= What you will do =
Check each line of the data for "Search" and select those that have it.

= Listing =
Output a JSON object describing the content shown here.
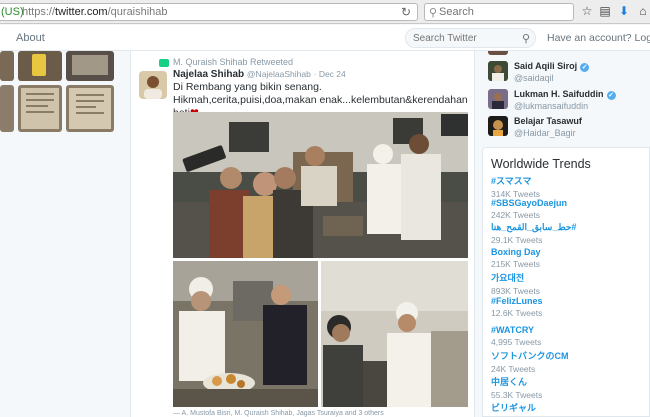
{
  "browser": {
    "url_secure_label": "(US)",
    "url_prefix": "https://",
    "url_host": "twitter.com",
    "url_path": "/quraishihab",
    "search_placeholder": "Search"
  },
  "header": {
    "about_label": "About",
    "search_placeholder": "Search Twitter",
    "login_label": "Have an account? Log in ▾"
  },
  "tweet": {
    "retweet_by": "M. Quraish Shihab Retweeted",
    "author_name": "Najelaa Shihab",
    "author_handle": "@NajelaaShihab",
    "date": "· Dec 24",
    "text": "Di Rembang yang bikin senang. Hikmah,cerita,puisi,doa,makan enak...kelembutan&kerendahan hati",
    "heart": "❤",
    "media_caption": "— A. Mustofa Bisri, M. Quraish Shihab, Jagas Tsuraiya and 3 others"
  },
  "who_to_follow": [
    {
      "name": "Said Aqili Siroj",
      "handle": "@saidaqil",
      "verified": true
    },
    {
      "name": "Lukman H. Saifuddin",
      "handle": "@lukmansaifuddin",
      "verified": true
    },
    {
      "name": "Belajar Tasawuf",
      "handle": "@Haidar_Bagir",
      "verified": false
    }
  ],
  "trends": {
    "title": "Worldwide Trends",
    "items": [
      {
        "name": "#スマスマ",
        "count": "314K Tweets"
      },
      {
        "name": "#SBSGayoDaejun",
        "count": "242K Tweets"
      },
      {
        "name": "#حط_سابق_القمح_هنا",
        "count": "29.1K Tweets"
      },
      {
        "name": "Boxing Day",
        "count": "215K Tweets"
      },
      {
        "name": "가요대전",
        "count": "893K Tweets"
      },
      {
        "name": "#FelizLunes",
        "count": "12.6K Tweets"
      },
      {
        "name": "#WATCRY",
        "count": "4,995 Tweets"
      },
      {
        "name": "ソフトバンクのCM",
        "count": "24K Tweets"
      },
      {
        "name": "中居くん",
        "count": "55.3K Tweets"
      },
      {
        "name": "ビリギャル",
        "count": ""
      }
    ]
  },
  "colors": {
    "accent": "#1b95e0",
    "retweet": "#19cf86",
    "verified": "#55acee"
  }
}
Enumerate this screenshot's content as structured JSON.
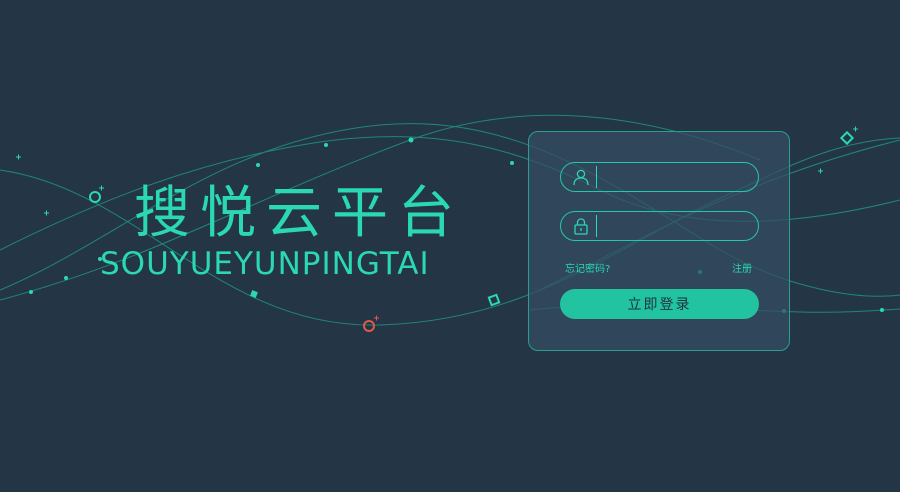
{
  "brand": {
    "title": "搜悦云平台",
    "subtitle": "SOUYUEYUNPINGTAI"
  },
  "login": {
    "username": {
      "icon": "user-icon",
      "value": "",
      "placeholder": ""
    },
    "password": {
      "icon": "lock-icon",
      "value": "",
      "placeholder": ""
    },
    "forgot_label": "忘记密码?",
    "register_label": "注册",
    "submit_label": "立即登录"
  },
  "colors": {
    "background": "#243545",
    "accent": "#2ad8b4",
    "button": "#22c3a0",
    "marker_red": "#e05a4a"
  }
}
--
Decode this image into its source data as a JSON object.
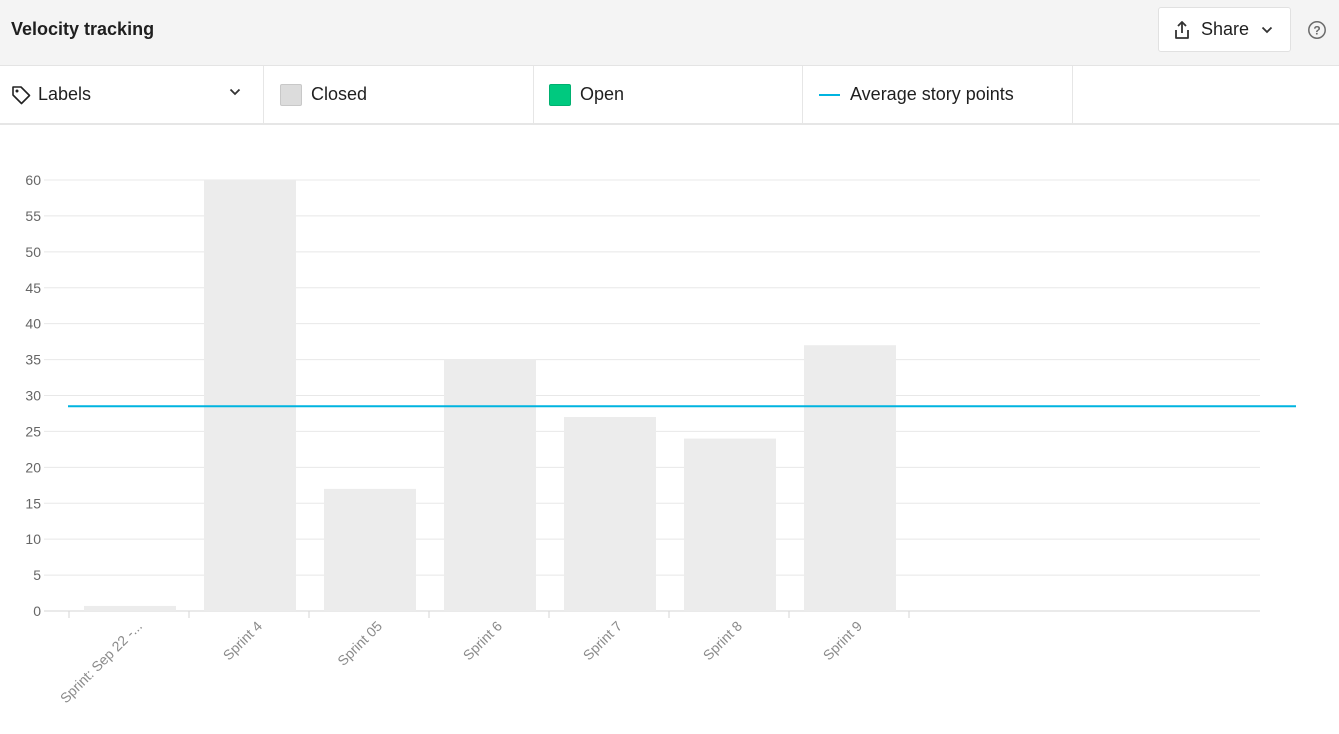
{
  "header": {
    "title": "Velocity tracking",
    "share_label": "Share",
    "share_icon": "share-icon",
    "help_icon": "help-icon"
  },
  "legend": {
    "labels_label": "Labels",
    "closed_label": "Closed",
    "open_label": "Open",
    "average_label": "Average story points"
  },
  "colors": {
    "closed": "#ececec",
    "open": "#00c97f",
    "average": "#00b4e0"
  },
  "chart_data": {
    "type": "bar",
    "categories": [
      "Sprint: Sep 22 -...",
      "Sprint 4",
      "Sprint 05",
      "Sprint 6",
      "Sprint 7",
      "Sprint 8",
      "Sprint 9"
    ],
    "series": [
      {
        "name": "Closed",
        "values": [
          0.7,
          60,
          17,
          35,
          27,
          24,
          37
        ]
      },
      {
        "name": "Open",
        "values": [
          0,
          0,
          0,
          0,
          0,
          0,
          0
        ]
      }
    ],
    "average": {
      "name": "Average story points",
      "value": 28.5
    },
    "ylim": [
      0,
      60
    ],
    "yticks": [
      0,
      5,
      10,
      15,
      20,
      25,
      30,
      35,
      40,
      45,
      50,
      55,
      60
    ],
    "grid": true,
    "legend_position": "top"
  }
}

= Response to this exercise =
    "search_placeholder": "Search"
    "search_placeholder": "Search Twitter",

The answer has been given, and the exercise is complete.